**Texte fourni:**

****************

Lorsque, […], le tribunal a conclu que des éléments de preuve ont été obtenus dans des conditions qui portent atteinte aux droits ou libertés garantis par la présente charte, ces éléments de preuve sont écartés s’il est établi, eu égard aux circonstances, que leur utilisation est susceptible de déconsidérer l’administration de la justice.

[58]        La Cour suprême, dans l’arrêt Grant[22], expose les facteurs d’analyse : l’appréciation de la gravité de la conduite attentatoire de l’État; l’examen de l’incidence de la violation sur les droits; l’appréciation de l’intérêt de la société à ce que l’affaire soit jugée au fond; la mise en balance de l’ensemble de ces facteurs.

[59]        Qu’en est-il dans le présent cas?

[60]        Dans son analyse, le Tribunal adopte la démarche suivie par le juge Pierre Bélisle de la Cour du Québec dans R. c. Pinard[23] dans le contexte d’une conduite avec capacité affaiblie et d’une privation de l’accusé du droit de l’avocat de son choix.

a) L’appréciation de la gravité de la conduite attentatoire de l’État

[61]        D’une part, le policier lit la carte et offre le droit de consulter un avocat « sans délai », ce qui correspond aux exigences de la Charte. D’autre part, l’accusée demande si elle peut consulter « là, là » en montrant son cellulaire. Le policier, qui comprend le caractère immédiat de la demande, décide unilatéralement que l’exercice se fera au poste. Ce faisant, il contredit la carte qu’il vient de lire.

****************

**Données disponibles:**
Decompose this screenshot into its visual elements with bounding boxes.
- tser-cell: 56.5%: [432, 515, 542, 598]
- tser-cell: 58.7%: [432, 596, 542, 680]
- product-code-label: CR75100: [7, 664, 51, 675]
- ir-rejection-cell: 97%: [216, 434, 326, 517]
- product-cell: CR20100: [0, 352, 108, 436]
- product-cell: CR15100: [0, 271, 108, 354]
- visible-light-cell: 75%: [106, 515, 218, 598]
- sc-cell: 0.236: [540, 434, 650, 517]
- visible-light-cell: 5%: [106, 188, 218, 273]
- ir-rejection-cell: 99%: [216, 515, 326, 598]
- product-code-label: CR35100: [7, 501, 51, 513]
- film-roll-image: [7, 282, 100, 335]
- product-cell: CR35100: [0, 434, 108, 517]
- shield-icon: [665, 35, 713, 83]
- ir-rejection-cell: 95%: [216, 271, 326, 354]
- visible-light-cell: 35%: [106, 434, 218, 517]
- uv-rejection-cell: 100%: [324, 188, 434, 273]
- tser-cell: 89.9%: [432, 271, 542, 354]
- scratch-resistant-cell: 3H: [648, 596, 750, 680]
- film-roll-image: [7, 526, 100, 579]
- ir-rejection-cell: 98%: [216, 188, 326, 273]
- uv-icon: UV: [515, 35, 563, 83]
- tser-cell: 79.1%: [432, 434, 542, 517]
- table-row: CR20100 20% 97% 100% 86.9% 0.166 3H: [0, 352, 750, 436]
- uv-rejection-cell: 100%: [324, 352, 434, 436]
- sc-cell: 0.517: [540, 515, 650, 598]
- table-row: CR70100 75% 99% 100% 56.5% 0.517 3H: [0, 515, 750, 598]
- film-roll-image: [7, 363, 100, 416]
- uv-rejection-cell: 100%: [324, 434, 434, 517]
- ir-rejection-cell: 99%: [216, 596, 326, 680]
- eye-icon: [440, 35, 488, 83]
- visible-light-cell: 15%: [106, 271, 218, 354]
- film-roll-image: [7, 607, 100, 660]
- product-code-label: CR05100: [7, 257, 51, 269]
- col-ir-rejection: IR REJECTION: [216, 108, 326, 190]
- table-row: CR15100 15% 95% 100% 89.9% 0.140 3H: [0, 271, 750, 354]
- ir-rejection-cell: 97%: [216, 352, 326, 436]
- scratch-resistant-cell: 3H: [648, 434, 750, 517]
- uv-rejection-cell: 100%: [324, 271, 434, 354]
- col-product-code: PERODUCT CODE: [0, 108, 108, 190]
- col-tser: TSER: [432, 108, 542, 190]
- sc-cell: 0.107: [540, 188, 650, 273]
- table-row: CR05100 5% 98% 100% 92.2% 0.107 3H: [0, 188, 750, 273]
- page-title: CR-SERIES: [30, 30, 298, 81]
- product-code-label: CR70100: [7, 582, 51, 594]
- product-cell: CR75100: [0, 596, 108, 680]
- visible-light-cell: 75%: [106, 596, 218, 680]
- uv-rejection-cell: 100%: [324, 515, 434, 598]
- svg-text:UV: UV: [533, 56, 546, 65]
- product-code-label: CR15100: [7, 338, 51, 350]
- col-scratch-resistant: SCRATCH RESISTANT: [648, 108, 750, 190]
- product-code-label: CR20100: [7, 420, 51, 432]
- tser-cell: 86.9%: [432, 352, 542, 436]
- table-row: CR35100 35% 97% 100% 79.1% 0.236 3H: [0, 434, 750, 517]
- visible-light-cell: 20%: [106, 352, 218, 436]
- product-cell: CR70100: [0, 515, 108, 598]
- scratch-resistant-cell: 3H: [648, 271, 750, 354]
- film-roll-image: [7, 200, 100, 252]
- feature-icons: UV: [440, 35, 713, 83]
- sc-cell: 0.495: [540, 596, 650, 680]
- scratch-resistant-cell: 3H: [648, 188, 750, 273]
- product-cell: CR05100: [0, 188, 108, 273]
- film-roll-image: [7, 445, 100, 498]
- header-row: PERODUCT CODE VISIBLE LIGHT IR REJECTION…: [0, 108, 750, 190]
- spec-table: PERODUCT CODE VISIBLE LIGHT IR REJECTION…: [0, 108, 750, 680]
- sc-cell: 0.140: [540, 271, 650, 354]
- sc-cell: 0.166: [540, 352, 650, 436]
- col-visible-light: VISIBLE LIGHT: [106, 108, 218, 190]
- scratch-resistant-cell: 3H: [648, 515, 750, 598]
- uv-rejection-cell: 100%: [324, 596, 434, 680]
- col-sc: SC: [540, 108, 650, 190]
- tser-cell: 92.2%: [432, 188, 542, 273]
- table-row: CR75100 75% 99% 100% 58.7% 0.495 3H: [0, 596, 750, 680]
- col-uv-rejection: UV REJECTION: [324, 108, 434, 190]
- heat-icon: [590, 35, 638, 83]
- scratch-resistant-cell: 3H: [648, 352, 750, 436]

****************

**Consignes des tâches:**
**A)** Recopiez les entrées depuis la première jusqu'à la ligne contenant « - visible-light-cell: 5%: [106, 188, 218, 273] », incluse, en substituant « product-code-cell » à « product-cell » et sans rien modifier d'autre.
**B)** Prolongez le texte sur l'exclusion de la preuve à partir de sa dernière phrase.

**Réponses par tâche:**
**A)**
Decompose this screenshot into its visual elements with bounding boxes.
- tser-cell: 56.5%: [432, 515, 542, 598]
- tser-cell: 58.7%: [432, 596, 542, 680]
- product-code-label: CR75100: [7, 664, 51, 675]
- ir-rejection-cell: 97%: [216, 434, 326, 517]
- product-code-cell: CR20100: [0, 352, 108, 436]
- product-code-cell: CR15100: [0, 271, 108, 354]
- visible-light-cell: 75%: [106, 515, 218, 598]
- sc-cell: 0.236: [540, 434, 650, 517]
- visible-light-cell: 5%: [106, 188, 218, 273]

**B)**
[62]        Le droit de consulter, lorsqu’il est aussi clairement exprimé, est fondamental et le Tribunal doit se dissocier de la présente démarche policière.

[63]        La poursuite fait grand état que les policiers n’ont pas soutiré de preuve avant la consultation. De plus, les prélèvements ont été obtenus après la consultation. Une telle approche ne convainc pas puisqu’il faut se situer au moment où le droit à l’assistance de l’avocat est offert pour éviter, par exemple, que la personne s’incrimine.

[64]        La violation milite donc en faveur de l’exclusion de la preuve.

b) L’examen de l’incidence de la violation sur les droits

[65]        Il est vrai que l’obtention d’un échantillon d’haleine est relativement non intrusive[24].

[66]        Il n’en demeure pas moins qu’il s’agit d’une preuve obtenue en mobilisant l’accusée contre elle-même.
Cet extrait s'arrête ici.